• [Work required]: Reproduce the data exactly and drop any pictures it holds.

[Collected data entries]
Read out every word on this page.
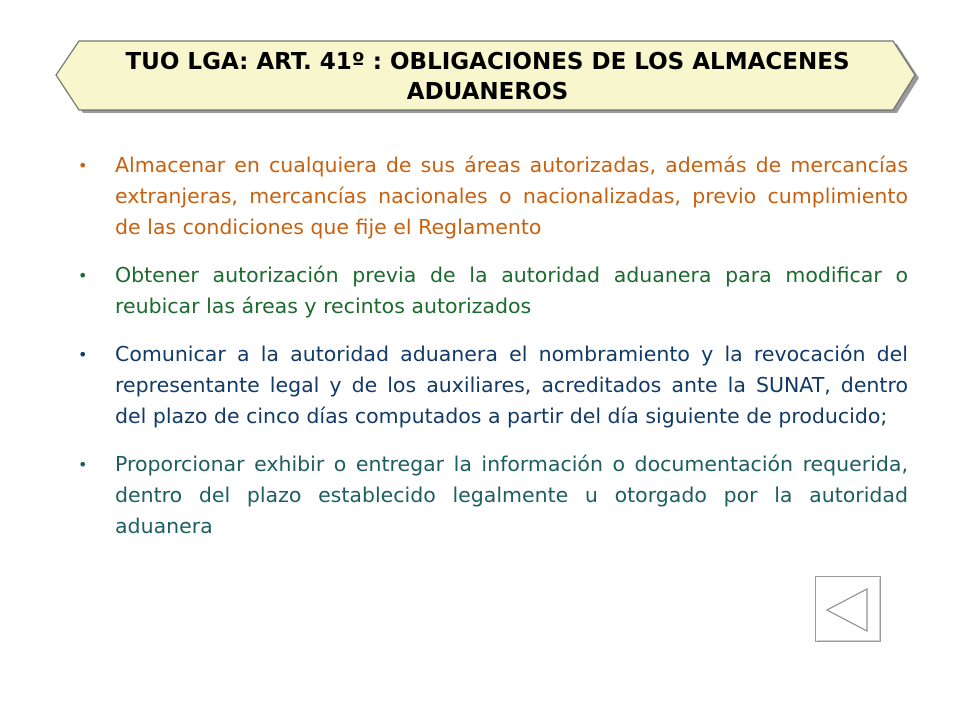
TUO LGA: ART. 41º : OBLIGACIONES DE LOS ALMACENES
ADUANEROS
• Almacenar en cualquiera de sus áreas autorizadas, además de mercancías extranjeras, mercancías nacionales o nacionalizadas, previo cumplimiento de las condiciones que fije el Reglamento
• Obtener autorización previa de la autoridad aduanera para modificar o reubicar las áreas y recintos autorizados
• Comunicar a la autoridad aduanera el nombramiento y la revocación del representante legal y de los auxiliares, acreditados ante la SUNAT, dentro del plazo de cinco días computados a partir del día siguiente de producido;
• Proporcionar exhibir o entregar la información o documentación requerida, dentro del plazo establecido legalmente u otorgado por la autoridad aduanera
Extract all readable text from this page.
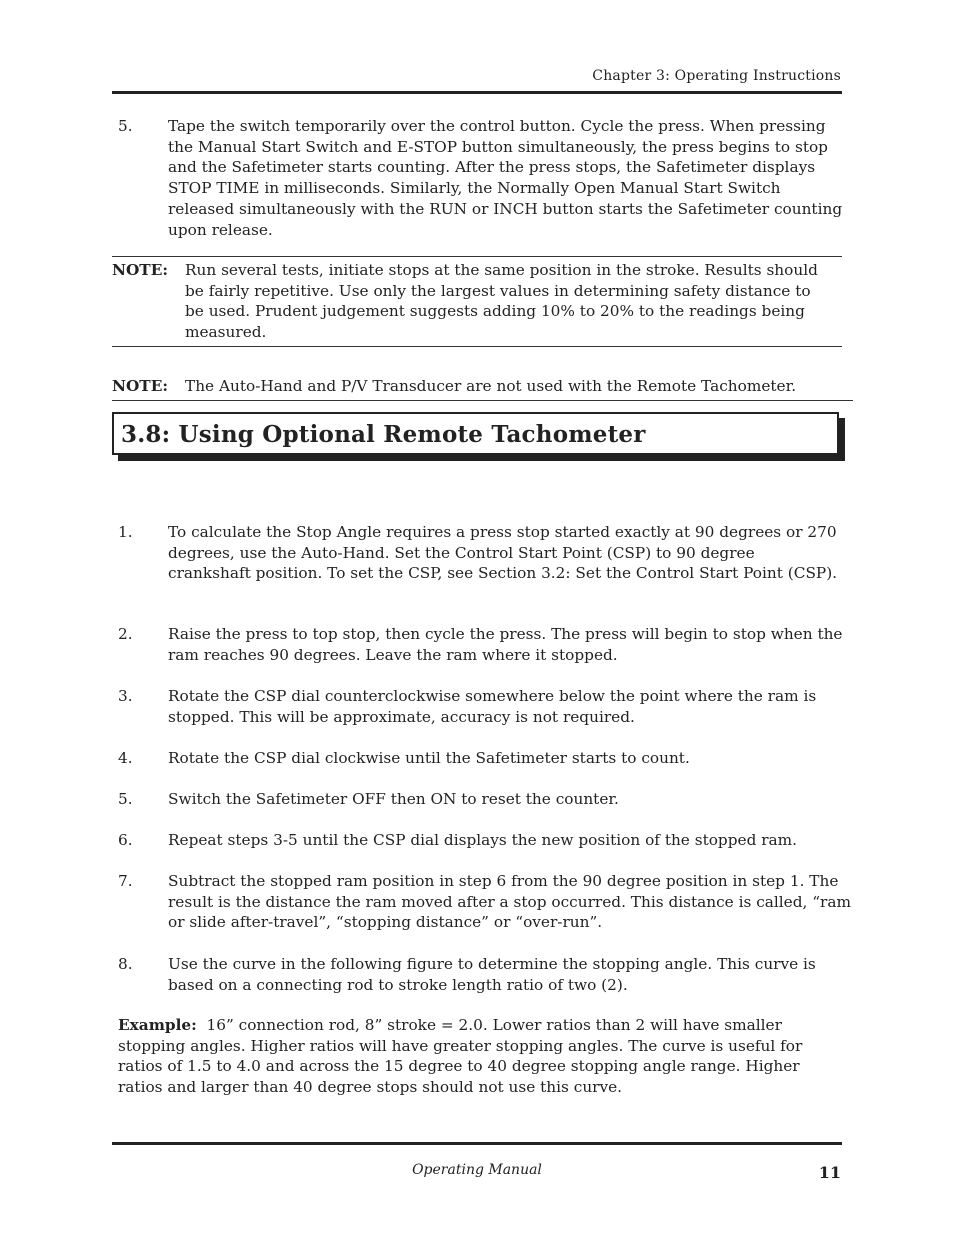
Chapter 3: Operating Instructions
5. Tape the switch temporarily over the control button. Cycle the press. When pressing the Manual Start Switch and E-STOP button simultaneously, the press begins to stop and the Safetimeter starts counting. After the press stops, the Safetimeter displays STOP TIME in milliseconds. Similarly, the Normally Open Manual Start Switch released simultaneously with the RUN or INCH button starts the Safetimeter counting upon release.
NOTE: Run several tests, initiate stops at the same position in the stroke. Results should be fairly repetitive. Use only the largest values in determining safety distance to be used. Prudent judgement suggests adding 10% to 20% to the readings being measured.
NOTE: The Auto-Hand and P/V Transducer are not used with the Remote Tachometer.
3.8: Using Optional Remote Tachometer
1. To calculate the Stop Angle requires a press stop started exactly at 90 degrees or 270 degrees, use the Auto-Hand. Set the Control Start Point (CSP) to 90 degree crankshaft position. To set the CSP, see Section 3.2: Set the Control Start Point (CSP).
2. Raise the press to top stop, then cycle the press. The press will begin to stop when the ram reaches 90 degrees. Leave the ram where it stopped.
3. Rotate the CSP dial counterclockwise somewhere below the point where the ram is stopped. This will be approximate, accuracy is not required.
4. Rotate the CSP dial clockwise until the Safetimeter starts to count.
5. Switch the Safetimeter OFF then ON to reset the counter.
6. Repeat steps 3-5 until the CSP dial displays the new position of the stopped ram.
7. Subtract the stopped ram position in step 6 from the 90 degree position in step 1. The result is the distance the ram moved after a stop occurred. This distance is called, “ram or slide after-travel”, “stopping distance” or “over-run”.
8. Use the curve in the following figure to determine the stopping angle. This curve is based on a connecting rod to stroke length ratio of two (2).
Example: 16” connection rod, 8” stroke = 2.0. Lower ratios than 2 will have smaller stopping angles. Higher ratios will have greater stopping angles. The curve is useful for ratios of 1.5 to 4.0 and across the 15 degree to 40 degree stopping angle range. Higher ratios and larger than 40 degree stops should not use this curve.
Operating Manual	11
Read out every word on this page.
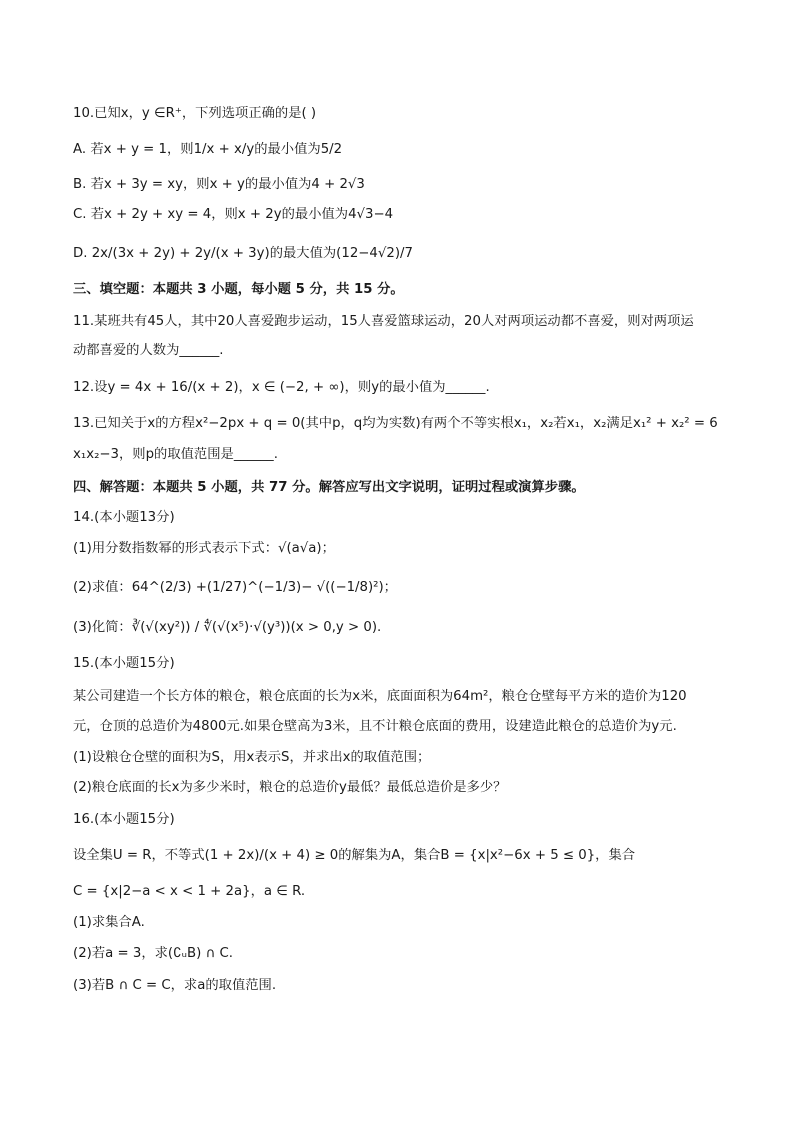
10.已知x，y ∈R⁺，下列选项正确的是( )
A. 若x + y = 1，则1/x + x/y的最小值为5/2
B. 若x + 3y = xy，则x + y的最小值为4 + 2√3
C. 若x + 2y + xy = 4，则x + 2y的最小值为4√3−4
D. 2x/(3x + 2y) + 2y/(x + 3y)的最大值为(12−4√2)/7
三、填空题：本题共 3 小题，每小题 5 分，共 15 分。
11.某班共有45人，其中20人喜爱跑步运动，15人喜爱篮球运动，20人对两项运动都不喜爱，则对两项运
动都喜爱的人数为______.
12.设y = 4x + 16/(x + 2)，x ∈ (−2, + ∞)，则y的最小值为______.
13.已知关于x的方程x²−2px + q = 0(其中p，q均为实数)有两个不等实根x₁，x₂若x₁，x₂满足x₁² + x₂² = 6
x₁x₂−3，则p的取值范围是______.
四、解答题：本题共 5 小题，共 77 分。解答应写出文字说明，证明过程或演算步骤。
14.(本小题13分)
(1)用分数指数幂的形式表示下式：√(a√a)；
(2)求值：64^(2/3) +(1/27)^(−1/3)− √((−1/8)²)；
(3)化简：∛(√(xy²)) / ∜(√(x⁵)·√(y³))(x > 0,y > 0).
15.(本小题15分)
某公司建造一个长方体的粮仓，粮仓底面的长为x米，底面面积为64m²，粮仓仓壁每平方米的造价为120
元，仓顶的总造价为4800元.如果仓壁高为3米，且不计粮仓底面的费用，设建造此粮仓的总造价为y元.
(1)设粮仓仓壁的面积为S，用x表示S，并求出x的取值范围；
(2)粮仓底面的长x为多少米时，粮仓的总造价y最低？最低总造价是多少？
16.(本小题15分)
设全集U = R，不等式(1 + 2x)/(x + 4) ≥ 0的解集为A，集合B = {x|x²−6x + 5 ≤ 0}，集合
C = {x|2−a < x < 1 + 2a}，a ∈ R.
(1)求集合A.
(2)若a = 3，求(∁ᵤB) ∩ C.
(3)若B ∩ C = C，求a的取值范围.
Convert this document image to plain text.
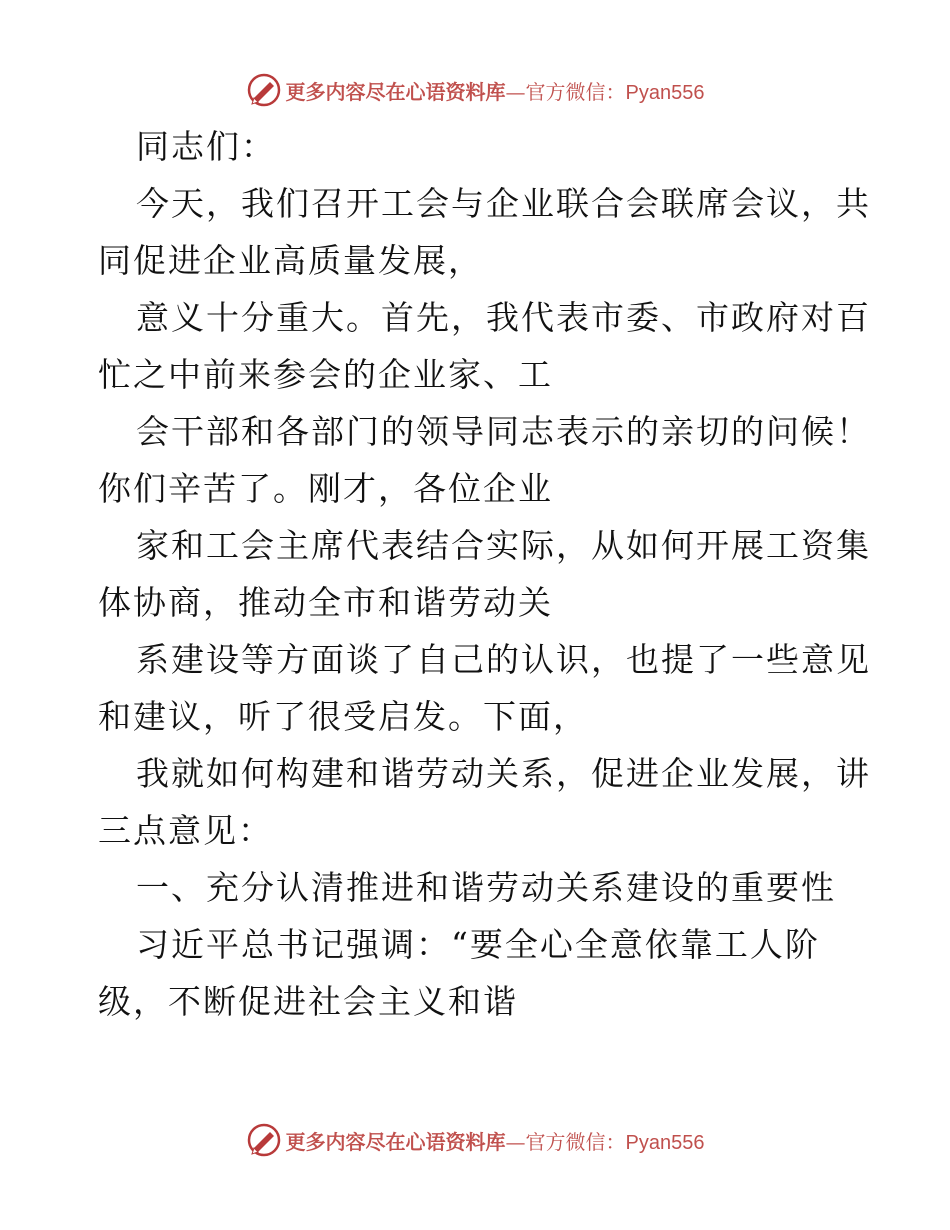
更多内容尽在心语资料库—官方微信：Pyan556
同志们：
今天，我们召开工会与企业联合会联席会议，共
同促进企业高质量发展，
意义十分重大。首先，我代表市委、市政府对百
忙之中前来参会的企业家、工
会干部和各部门的领导同志表示的亲切的问候！
你们辛苦了。刚才，各位企业
家和工会主席代表结合实际，从如何开展工资集
体协商，推动全市和谐劳动关
系建设等方面谈了自己的认识，也提了一些意见
和建议，听了很受启发。下面，
我就如何构建和谐劳动关系，促进企业发展，讲
三点意见：
一、充分认清推进和谐劳动关系建设的重要性
习近平总书记强调：“要全心全意依靠工人阶
级，不断促进社会主义和谐
更多内容尽在心语资料库—官方微信：Pyan556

• [Expected answer]:
Read out every word on this page.
TUO LGA: ART. 41º : OBLIGACIONES DE LOS ALMACENES
ADUANEROS
• Almacenar en cualquiera de sus áreas autorizadas, además de mercancías extranjeras, mercancías nacionales o nacionalizadas, previo cumplimiento de las condiciones que fije el Reglamento
• Obtener autorización previa de la autoridad aduanera para modificar o reubicar las áreas y recintos autorizados
• Comunicar a la autoridad aduanera el nombramiento y la revocación del representante legal y de los auxiliares, acreditados ante la SUNAT, dentro del plazo de cinco días computados a partir del día siguiente de producido;
• Proporcionar exhibir o entregar la información o documentación requerida, dentro del plazo establecido legalmente u otorgado por la autoridad aduanera
Extract all readable text from this page.
Chapter 3: Operating Instructions
5. Tape the switch temporarily over the control button. Cycle the press. When pressing the Manual Start Switch and E-STOP button simultaneously, the press begins to stop and the Safetimeter starts counting. After the press stops, the Safetimeter displays STOP TIME in milliseconds. Similarly, the Normally Open Manual Start Switch released simultaneously with the RUN or INCH button starts the Safetimeter counting upon release.
NOTE: Run several tests, initiate stops at the same position in the stroke. Results should be fairly repetitive. Use only the largest values in determining safety distance to be used. Prudent judgement suggests adding 10% to 20% to the readings being measured.
NOTE: The Auto-Hand and P/V Transducer are not used with the Remote Tachometer.
3.8: Using Optional Remote Tachometer
1. To calculate the Stop Angle requires a press stop started exactly at 90 degrees or 270 degrees, use the Auto-Hand. Set the Control Start Point (CSP) to 90 degree crankshaft position. To set the CSP, see Section 3.2: Set the Control Start Point (CSP).
2. Raise the press to top stop, then cycle the press. The press will begin to stop when the ram reaches 90 degrees. Leave the ram where it stopped.
3. Rotate the CSP dial counterclockwise somewhere below the point where the ram is stopped. This will be approximate, accuracy is not required.
4. Rotate the CSP dial clockwise until the Safetimeter starts to count.
5. Switch the Safetimeter OFF then ON to reset the counter.
6. Repeat steps 3-5 until the CSP dial displays the new position of the stopped ram.
7. Subtract the stopped ram position in step 6 from the 90 degree position in step 1. The result is the distance the ram moved after a stop occurred. This distance is called, “ram or slide after-travel”, “stopping distance” or “over-run”.
8. Use the curve in the following figure to determine the stopping angle. This curve is based on a connecting rod to stroke length ratio of two (2).
Example: 16” connection rod, 8” stroke = 2.0. Lower ratios than 2 will have smaller stopping angles. Higher ratios will have greater stopping angles. The curve is useful for ratios of 1.5 to 4.0 and across the 15 degree to 40 degree stopping angle range. Higher ratios and larger than 40 degree stops should not use this curve.
Operating Manual	11
Read out every word on this page.
10.已知x，y ∈R⁺，下列选项正确的是( )
A. 若x + y = 1，则1/x + x/y的最小值为5/2
B. 若x + 3y = xy，则x + y的最小值为4 + 2√3
C. 若x + 2y + xy = 4，则x + 2y的最小值为4√3−4
D. 2x/(3x + 2y) + 2y/(x + 3y)的最大值为(12−4√2)/7
三、填空题：本题共 3 小题，每小题 5 分，共 15 分。
11.某班共有45人，其中20人喜爱跑步运动，15人喜爱篮球运动，20人对两项运动都不喜爱，则对两项运
动都喜爱的人数为______.
12.设y = 4x + 16/(x + 2)，x ∈ (−2, + ∞)，则y的最小值为______.
13.已知关于x的方程x²−2px + q = 0(其中p，q均为实数)有两个不等实根x₁，x₂若x₁，x₂满足x₁² + x₂² = 6
x₁x₂−3，则p的取值范围是______.
四、解答题：本题共 5 小题，共 77 分。解答应写出文字说明，证明过程或演算步骤。
14.(本小题13分)
(1)用分数指数幂的形式表示下式：√(a√a)；
(2)求值：64^(2/3) +(1/27)^(−1/3)− √((−1/8)²)；
(3)化简：∛(√(xy²)) / ∜(√(x⁵)·√(y³))(x > 0,y > 0).
15.(本小题15分)
某公司建造一个长方体的粮仓，粮仓底面的长为x米，底面面积为64m²，粮仓仓壁每平方米的造价为120
元，仓顶的总造价为4800元.如果仓壁高为3米，且不计粮仓底面的费用，设建造此粮仓的总造价为y元.
(1)设粮仓仓壁的面积为S，用x表示S，并求出x的取值范围；
(2)粮仓底面的长x为多少米时，粮仓的总造价y最低？最低总造价是多少？
16.(本小题15分)
设全集U = R，不等式(1 + 2x)/(x + 4) ≥ 0的解集为A，集合B = {x|x²−6x + 5 ≤ 0}，集合
C = {x|2−a < x < 1 + 2a}，a ∈ R.
(1)求集合A.
(2)若a = 3，求(∁ᵤB) ∩ C.
(3)若B ∩ C = C，求a的取值范围.
Convert this document image to plain text.
更多内容尽在心语资料库—官方微信：Pyan556
同志们：
今天，我们召开工会与企业联合会联席会议，共
同促进企业高质量发展，
意义十分重大。首先，我代表市委、市政府对百
忙之中前来参会的企业家、工
会干部和各部门的领导同志表示的亲切的问候！
你们辛苦了。刚才，各位企业
家和工会主席代表结合实际，从如何开展工资集
体协商，推动全市和谐劳动关
系建设等方面谈了自己的认识，也提了一些意见
和建议，听了很受启发。下面，
我就如何构建和谐劳动关系，促进企业发展，讲
三点意见：
一、充分认清推进和谐劳动关系建设的重要性
习近平总书记强调：“要全心全意依靠工人阶
级，不断促进社会主义和谐
更多内容尽在心语资料库—官方微信：Pyan556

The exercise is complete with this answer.